— JOB —
From the records below, pull each line that has "Spay".

— SUPPLIED DATA —
::::

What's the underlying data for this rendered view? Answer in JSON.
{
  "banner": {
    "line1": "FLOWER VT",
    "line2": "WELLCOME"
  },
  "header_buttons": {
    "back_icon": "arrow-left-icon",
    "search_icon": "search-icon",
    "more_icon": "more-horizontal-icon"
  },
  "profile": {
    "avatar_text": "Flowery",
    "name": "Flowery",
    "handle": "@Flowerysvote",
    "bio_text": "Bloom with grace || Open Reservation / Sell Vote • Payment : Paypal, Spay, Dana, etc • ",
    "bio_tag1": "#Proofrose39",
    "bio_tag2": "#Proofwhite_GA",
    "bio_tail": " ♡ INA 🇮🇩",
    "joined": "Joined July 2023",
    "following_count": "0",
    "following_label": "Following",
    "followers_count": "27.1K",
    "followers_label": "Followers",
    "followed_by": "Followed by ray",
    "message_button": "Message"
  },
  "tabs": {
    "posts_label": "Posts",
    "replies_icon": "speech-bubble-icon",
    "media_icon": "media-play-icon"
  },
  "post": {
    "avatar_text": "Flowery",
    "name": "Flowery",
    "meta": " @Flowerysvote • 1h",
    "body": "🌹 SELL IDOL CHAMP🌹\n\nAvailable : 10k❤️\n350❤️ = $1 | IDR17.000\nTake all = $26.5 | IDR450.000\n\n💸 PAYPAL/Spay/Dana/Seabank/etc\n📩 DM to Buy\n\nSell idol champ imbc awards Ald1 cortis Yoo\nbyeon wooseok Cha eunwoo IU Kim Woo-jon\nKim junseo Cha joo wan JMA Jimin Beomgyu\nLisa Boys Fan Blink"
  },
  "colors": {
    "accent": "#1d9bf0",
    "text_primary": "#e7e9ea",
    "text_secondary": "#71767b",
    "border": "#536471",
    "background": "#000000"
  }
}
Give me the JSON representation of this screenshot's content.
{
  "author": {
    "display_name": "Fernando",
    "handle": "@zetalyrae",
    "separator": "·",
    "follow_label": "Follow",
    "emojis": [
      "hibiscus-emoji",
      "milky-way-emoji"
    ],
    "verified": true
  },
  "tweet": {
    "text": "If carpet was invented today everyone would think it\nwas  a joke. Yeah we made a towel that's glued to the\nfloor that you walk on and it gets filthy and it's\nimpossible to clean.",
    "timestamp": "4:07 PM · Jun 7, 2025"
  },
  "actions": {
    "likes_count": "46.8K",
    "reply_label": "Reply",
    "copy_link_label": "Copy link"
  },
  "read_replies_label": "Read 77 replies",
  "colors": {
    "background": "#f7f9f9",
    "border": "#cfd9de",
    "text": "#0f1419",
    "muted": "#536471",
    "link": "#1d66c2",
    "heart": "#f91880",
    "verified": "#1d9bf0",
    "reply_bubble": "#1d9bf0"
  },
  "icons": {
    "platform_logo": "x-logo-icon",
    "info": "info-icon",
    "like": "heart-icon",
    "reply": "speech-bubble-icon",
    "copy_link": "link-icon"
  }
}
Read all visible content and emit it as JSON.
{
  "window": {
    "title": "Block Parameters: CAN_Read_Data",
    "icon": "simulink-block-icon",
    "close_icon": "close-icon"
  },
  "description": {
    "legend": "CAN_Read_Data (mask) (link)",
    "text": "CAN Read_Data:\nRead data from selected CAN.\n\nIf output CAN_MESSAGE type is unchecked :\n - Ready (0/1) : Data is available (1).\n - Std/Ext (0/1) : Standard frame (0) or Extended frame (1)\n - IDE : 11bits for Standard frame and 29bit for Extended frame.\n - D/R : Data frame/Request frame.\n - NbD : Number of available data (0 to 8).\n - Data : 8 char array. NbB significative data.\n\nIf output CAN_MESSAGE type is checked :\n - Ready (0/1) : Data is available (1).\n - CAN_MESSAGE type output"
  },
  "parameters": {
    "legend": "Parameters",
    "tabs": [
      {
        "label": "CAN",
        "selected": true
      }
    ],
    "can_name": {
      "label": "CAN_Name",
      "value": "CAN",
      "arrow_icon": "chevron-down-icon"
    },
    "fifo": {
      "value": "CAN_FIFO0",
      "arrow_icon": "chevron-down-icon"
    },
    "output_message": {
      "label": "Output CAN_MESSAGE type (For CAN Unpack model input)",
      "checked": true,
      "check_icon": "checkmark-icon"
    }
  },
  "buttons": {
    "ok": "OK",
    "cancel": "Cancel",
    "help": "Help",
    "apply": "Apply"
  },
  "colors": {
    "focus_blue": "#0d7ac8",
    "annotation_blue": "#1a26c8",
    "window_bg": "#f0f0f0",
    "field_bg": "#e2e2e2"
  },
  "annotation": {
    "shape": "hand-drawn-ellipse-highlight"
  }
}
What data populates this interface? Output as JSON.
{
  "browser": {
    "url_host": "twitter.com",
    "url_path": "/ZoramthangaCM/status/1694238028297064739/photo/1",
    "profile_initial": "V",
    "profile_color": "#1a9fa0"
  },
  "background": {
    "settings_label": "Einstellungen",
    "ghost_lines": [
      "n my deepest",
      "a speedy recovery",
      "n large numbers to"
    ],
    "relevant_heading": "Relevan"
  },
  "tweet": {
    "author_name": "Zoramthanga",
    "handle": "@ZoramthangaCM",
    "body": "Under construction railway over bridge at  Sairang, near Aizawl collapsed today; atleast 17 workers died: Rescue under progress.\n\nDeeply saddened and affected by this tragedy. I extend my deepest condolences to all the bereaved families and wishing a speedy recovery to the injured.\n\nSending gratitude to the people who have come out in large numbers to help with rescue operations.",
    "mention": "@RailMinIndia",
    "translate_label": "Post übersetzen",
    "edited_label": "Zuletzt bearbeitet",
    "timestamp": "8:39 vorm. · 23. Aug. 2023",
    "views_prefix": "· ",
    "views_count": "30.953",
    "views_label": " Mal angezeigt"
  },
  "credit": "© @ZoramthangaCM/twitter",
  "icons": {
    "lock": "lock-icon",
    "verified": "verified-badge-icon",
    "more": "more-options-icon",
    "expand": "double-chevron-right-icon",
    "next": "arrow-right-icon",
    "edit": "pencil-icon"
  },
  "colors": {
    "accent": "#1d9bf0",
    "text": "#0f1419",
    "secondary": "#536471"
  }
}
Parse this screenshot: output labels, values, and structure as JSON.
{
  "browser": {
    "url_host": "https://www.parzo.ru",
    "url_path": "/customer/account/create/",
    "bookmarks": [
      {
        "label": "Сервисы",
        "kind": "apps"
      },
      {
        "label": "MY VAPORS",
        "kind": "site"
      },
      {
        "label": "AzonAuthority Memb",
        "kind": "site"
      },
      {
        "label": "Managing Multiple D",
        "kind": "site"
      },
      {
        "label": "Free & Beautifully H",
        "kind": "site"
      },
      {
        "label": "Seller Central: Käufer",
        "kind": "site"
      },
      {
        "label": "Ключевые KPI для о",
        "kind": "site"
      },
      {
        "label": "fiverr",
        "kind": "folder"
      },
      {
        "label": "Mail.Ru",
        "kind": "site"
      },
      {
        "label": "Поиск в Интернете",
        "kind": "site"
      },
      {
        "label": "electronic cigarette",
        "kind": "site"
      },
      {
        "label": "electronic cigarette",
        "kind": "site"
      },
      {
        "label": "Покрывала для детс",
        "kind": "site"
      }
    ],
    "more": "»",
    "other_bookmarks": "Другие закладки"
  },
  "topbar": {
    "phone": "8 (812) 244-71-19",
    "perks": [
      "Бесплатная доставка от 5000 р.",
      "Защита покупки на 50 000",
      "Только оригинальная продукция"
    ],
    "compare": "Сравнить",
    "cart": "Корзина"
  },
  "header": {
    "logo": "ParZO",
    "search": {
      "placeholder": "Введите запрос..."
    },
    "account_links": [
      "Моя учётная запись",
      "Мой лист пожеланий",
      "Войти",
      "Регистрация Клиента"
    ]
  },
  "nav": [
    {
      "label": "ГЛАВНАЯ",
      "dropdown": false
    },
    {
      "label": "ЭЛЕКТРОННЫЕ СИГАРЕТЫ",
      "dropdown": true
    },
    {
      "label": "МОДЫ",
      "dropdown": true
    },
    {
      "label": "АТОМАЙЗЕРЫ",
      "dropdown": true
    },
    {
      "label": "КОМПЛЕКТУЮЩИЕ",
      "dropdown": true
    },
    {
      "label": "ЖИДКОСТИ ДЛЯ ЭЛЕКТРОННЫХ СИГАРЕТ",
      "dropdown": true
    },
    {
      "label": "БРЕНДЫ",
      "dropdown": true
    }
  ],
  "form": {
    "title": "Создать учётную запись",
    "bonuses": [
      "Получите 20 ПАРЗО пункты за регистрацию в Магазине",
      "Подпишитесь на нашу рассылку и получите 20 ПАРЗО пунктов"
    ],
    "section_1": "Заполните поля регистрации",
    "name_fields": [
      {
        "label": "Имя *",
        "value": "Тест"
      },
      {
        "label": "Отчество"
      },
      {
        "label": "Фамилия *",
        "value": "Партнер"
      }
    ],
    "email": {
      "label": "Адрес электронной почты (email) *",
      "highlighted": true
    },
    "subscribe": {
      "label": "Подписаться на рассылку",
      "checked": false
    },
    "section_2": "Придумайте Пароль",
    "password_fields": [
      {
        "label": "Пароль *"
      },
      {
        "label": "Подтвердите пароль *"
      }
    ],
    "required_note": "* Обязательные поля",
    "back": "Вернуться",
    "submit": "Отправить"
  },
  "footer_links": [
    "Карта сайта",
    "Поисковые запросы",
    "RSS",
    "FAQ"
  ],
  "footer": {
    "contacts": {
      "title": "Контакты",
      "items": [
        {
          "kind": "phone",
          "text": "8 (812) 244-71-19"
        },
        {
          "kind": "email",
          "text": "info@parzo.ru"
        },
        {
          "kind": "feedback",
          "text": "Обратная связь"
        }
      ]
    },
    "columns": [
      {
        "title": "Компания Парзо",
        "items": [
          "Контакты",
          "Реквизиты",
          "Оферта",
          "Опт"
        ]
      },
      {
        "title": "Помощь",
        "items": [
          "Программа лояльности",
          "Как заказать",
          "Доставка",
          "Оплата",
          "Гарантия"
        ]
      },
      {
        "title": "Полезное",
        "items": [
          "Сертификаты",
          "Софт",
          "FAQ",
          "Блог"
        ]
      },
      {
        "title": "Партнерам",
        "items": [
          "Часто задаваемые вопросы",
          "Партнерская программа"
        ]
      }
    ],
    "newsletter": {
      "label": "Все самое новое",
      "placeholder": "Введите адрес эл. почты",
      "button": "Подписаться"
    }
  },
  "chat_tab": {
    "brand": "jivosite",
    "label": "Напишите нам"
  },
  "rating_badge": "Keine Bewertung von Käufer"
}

::::

— THE COMPLETED TASK —
    "bio_text": "Bloom with grace || Open Reservation / Sell Vote • Payment : Paypal, Spay, Dana, etc • ",
    "body": "🌹 SELL IDOL CHAMP🌹\n\nAvailable : 10k❤️\n350❤️ = $1 | IDR17.000\nTake all = $26.5 | IDR450.000\n\n💸 PAYPAL/Spay/Dana/Seabank/etc\n📩 DM to Buy\n\nSell idol champ imbc awards Ald1 cortis Yoo\nbyeon wooseok Cha eunwoo IU Kim Woo-jon\nKim junseo Cha joo wan JMA Jimin Beomgyu\nLisa Boys Fan Blink"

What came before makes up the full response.